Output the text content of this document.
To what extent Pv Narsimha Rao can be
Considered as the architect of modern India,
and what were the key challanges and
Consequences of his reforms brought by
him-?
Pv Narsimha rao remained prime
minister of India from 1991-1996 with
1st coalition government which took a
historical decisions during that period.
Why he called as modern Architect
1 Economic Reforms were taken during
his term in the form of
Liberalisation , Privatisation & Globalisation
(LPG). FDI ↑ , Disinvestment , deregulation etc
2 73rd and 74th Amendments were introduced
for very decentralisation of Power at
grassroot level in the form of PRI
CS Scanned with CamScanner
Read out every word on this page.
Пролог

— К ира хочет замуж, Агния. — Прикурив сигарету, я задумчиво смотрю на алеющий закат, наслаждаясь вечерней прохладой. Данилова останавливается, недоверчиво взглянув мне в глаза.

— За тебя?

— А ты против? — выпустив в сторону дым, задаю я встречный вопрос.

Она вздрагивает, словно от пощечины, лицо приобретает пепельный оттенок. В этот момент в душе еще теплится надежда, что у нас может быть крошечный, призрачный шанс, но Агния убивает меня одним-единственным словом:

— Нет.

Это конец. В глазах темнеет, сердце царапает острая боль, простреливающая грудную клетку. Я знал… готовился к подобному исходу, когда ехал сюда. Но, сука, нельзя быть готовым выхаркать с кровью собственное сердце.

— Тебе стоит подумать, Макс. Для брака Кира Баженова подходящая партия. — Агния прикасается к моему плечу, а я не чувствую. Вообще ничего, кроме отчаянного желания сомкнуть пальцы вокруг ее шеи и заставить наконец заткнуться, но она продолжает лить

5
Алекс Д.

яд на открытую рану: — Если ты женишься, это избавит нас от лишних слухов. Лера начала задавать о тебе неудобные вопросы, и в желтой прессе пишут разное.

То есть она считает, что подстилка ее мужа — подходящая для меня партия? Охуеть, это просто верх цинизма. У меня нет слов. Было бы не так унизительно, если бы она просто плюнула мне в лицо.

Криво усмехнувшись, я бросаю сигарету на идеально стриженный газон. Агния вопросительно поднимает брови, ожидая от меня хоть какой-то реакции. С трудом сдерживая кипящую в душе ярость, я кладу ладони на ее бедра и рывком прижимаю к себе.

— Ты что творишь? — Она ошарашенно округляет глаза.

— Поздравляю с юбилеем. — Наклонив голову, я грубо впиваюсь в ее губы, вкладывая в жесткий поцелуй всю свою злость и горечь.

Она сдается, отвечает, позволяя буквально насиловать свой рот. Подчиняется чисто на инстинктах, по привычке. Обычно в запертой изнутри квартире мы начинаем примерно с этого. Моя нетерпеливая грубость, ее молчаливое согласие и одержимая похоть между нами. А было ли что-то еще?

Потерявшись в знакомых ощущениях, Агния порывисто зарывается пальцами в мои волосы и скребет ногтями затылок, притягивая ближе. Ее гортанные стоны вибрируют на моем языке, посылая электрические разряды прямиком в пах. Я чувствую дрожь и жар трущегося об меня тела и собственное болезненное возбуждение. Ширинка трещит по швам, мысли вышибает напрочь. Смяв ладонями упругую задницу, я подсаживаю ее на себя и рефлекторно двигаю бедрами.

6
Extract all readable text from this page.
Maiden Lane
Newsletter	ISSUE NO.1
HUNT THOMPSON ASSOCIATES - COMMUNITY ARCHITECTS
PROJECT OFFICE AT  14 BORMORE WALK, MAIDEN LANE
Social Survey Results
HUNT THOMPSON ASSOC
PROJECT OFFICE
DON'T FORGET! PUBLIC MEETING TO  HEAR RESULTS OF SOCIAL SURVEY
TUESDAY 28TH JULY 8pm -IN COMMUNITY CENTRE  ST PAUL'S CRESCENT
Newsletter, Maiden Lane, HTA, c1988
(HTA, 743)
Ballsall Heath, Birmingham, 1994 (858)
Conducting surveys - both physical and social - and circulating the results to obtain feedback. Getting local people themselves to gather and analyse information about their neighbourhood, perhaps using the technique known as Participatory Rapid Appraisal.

######

## Your goal
Copy each line holding the word "this" from the listing above.

## Answer to the problem
Output the text content of this document.
Read out every word on this page.
Extract all readable text from this page.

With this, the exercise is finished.